Given request: Using the listing below, copy every line that mentions "Length".

========================================

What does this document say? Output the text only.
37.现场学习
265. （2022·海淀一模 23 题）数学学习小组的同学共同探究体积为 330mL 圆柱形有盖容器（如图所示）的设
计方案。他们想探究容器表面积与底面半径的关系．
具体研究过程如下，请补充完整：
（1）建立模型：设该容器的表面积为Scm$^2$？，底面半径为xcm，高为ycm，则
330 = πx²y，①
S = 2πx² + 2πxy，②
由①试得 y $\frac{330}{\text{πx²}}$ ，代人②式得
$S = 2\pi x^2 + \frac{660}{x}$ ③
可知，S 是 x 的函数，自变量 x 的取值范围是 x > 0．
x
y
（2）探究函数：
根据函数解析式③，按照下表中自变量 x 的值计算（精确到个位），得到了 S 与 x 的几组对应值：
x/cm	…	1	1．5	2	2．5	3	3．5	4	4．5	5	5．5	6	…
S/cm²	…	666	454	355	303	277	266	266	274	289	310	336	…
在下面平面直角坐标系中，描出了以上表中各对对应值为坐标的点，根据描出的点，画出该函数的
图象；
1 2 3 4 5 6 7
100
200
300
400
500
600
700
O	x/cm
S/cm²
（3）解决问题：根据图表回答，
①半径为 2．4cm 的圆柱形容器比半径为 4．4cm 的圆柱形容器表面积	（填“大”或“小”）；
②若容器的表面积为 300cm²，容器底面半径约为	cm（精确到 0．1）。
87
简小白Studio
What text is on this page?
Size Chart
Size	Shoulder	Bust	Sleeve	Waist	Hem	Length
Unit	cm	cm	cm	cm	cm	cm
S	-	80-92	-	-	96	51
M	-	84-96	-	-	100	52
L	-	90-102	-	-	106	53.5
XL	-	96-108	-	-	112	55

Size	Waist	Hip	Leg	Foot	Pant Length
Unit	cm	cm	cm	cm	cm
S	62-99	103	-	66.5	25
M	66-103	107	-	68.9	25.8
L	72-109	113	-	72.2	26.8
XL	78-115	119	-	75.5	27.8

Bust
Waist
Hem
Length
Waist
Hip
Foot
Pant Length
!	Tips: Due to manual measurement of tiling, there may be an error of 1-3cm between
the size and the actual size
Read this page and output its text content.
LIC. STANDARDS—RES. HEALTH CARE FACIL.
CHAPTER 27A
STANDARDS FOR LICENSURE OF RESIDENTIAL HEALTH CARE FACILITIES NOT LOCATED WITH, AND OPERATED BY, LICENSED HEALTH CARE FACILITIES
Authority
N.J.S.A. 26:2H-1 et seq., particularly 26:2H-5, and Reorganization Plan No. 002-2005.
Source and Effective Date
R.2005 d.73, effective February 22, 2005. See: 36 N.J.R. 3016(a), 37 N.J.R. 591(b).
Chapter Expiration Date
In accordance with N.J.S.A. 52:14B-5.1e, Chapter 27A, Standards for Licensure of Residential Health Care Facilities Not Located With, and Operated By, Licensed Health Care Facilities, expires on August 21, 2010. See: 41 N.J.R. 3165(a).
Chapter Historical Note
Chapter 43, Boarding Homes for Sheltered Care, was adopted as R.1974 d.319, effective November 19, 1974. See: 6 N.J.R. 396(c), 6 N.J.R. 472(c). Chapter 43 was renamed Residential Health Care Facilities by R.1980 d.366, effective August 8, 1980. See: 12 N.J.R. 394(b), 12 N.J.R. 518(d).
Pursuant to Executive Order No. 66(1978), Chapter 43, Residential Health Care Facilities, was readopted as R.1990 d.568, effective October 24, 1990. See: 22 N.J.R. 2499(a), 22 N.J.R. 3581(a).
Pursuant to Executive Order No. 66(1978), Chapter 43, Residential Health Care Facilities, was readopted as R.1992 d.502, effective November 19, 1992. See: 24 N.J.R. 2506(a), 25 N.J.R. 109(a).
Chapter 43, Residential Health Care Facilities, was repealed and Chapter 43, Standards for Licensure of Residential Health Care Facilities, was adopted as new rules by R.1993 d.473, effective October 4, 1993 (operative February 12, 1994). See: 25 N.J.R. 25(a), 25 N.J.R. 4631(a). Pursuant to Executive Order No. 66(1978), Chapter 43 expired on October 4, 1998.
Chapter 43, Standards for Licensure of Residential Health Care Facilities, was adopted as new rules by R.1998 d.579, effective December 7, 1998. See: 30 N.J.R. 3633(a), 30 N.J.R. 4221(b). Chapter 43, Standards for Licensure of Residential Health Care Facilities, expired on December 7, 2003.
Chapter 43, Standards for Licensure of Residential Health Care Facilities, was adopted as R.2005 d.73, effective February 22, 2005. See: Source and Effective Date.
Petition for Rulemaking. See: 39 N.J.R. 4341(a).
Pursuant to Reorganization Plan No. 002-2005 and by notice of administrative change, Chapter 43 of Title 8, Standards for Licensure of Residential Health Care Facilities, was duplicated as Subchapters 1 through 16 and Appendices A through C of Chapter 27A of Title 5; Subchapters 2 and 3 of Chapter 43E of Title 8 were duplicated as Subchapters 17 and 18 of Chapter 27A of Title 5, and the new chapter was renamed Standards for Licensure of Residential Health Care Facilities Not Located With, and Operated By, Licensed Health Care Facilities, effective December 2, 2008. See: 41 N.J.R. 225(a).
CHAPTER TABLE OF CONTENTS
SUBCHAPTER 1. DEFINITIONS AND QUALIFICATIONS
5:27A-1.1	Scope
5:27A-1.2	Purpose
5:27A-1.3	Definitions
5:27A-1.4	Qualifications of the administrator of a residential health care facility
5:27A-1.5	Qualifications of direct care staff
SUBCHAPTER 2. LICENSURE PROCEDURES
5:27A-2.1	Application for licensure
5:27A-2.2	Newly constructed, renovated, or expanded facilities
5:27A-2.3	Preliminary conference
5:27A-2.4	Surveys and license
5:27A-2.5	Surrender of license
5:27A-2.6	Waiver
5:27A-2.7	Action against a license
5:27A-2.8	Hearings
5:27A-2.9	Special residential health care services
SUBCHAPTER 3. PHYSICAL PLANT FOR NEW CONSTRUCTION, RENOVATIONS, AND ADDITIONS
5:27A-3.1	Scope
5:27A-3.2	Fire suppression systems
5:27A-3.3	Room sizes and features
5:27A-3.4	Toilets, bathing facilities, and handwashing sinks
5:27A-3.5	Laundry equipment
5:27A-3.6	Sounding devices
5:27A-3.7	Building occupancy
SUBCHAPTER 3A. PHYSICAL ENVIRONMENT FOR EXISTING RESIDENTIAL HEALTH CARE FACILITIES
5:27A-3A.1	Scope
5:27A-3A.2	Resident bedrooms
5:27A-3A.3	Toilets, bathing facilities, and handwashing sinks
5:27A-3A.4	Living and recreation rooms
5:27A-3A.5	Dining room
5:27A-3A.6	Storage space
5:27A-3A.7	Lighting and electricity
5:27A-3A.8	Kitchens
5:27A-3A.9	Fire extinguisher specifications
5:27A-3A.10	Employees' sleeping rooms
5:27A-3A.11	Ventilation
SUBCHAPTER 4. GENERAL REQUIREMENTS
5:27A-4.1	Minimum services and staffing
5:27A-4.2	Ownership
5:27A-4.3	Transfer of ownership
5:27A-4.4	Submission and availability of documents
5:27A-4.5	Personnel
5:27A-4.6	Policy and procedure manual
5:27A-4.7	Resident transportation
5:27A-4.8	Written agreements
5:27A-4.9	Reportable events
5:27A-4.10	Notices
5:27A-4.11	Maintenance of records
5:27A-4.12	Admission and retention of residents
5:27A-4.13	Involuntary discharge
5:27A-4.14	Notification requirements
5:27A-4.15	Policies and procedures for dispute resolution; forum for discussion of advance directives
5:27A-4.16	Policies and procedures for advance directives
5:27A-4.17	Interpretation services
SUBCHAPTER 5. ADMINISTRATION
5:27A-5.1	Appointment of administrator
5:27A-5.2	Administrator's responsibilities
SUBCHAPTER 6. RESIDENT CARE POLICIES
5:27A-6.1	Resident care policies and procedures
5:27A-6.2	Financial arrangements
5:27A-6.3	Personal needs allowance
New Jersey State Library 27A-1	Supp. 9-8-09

========================================

The answer:
Size	Shoulder	Bust	Sleeve	Waist	Hem	Length
Size	Waist	Hip	Leg	Foot	Pant Length
Length
Pant Length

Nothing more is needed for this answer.